Check every line of the data below for the string "Cars", and copy the ones that hold it.

Entries:
----------------------------------------

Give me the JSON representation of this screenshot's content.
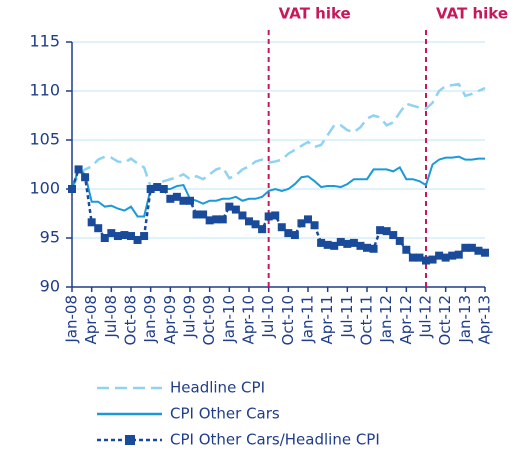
{
  "chart_data": {
    "type": "line",
    "categories": [
      "Jan-08",
      null,
      null,
      "Apr-08",
      null,
      null,
      "Jul-08",
      null,
      null,
      "Oct-08",
      null,
      null,
      "Jan-09",
      null,
      null,
      "Apr-09",
      null,
      null,
      "Jul-09",
      null,
      null,
      "Oct-09",
      null,
      null,
      "Jan-10",
      null,
      null,
      "Apr-10",
      null,
      null,
      "Jul-10",
      null,
      null,
      "Oct-10",
      null,
      null,
      "Jan-11",
      null,
      null,
      "Apr-11",
      null,
      null,
      "Jul-11",
      null,
      null,
      "Oct-11",
      null,
      null,
      "Jan-12",
      null,
      null,
      "Apr-12",
      null,
      null,
      "Jul-12",
      null,
      null,
      "Oct-12",
      null,
      null,
      "Jan-13",
      null,
      null,
      "Apr-13"
    ],
    "series": [
      {
        "name": "Headline CPI",
        "color": "#8fd3f2",
        "style": "dashed",
        "values": [
          100,
          101.5,
          102,
          102.3,
          103,
          103.3,
          103.2,
          102.8,
          102.7,
          103.1,
          102.6,
          102.2,
          100.2,
          100.6,
          100.8,
          101,
          101.2,
          101.5,
          101,
          101.3,
          101,
          101.5,
          102,
          102.2,
          101.1,
          101.4,
          102,
          102.3,
          102.8,
          103,
          102.7,
          102.8,
          103,
          103.6,
          104,
          104.4,
          104.8,
          104.3,
          104.5,
          105.5,
          106.5,
          106.5,
          106,
          105.8,
          106.3,
          107.2,
          107.5,
          107.3,
          106.5,
          106.8,
          107.8,
          108.7,
          108.5,
          108.3,
          108.2,
          108.8,
          110,
          110.5,
          110.6,
          110.7,
          109.5,
          109.7,
          110,
          110.3
        ]
      },
      {
        "name": "CPI Other Cars",
        "color": "#1a9ad8",
        "style": "solid",
        "values": [
          100,
          102,
          101.5,
          98.7,
          98.7,
          98.2,
          98.3,
          98,
          97.8,
          98.2,
          97.2,
          97.2,
          100,
          100.2,
          100,
          100,
          100.3,
          100.4,
          99,
          98.8,
          98.5,
          98.8,
          98.8,
          99,
          99,
          99.2,
          98.8,
          99,
          99,
          99.2,
          99.8,
          100,
          99.8,
          100,
          100.5,
          101.2,
          101.3,
          100.8,
          100.2,
          100.3,
          100.3,
          100.2,
          100.5,
          101,
          101,
          101,
          102,
          102,
          102,
          101.8,
          102.2,
          101,
          101,
          100.8,
          100.4,
          102.5,
          103,
          103.2,
          103.2,
          103.3,
          103,
          103,
          103.1,
          103.1
        ]
      },
      {
        "name": "CPI Other Cars/Headline CPI",
        "color": "#1a4a9a",
        "style": "dashed-markers",
        "values": [
          100,
          102,
          101.2,
          96.6,
          96,
          95,
          95.5,
          95.2,
          95.3,
          95.2,
          94.8,
          95.2,
          100,
          100.2,
          100,
          99,
          99.2,
          98.8,
          98.8,
          97.4,
          97.4,
          96.8,
          96.9,
          96.9,
          98.2,
          97.9,
          97.3,
          96.7,
          96.4,
          95.9,
          97.2,
          97.3,
          96.1,
          95.5,
          95.3,
          96.5,
          96.9,
          96.3,
          94.5,
          94.3,
          94.2,
          94.6,
          94.4,
          94.5,
          94.2,
          94,
          93.9,
          95.8,
          95.7,
          95.3,
          94.7,
          93.8,
          93,
          93,
          92.7,
          92.8,
          93.2,
          93,
          93.2,
          93.3,
          94,
          94,
          93.7,
          93.5
        ]
      }
    ],
    "ylim": [
      90,
      115
    ],
    "yticks": [
      90,
      95,
      100,
      105,
      110,
      115
    ],
    "grid": true,
    "annotations": [
      {
        "text": "VAT hike",
        "x": "Jul-10"
      },
      {
        "text": "VAT hike",
        "x": "Jul-12"
      }
    ],
    "legend": "bottom"
  }
}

----------------------------------------

Answer to the problem:
        "name": "CPI Other Cars",
        "name": "CPI Other Cars/Headline CPI",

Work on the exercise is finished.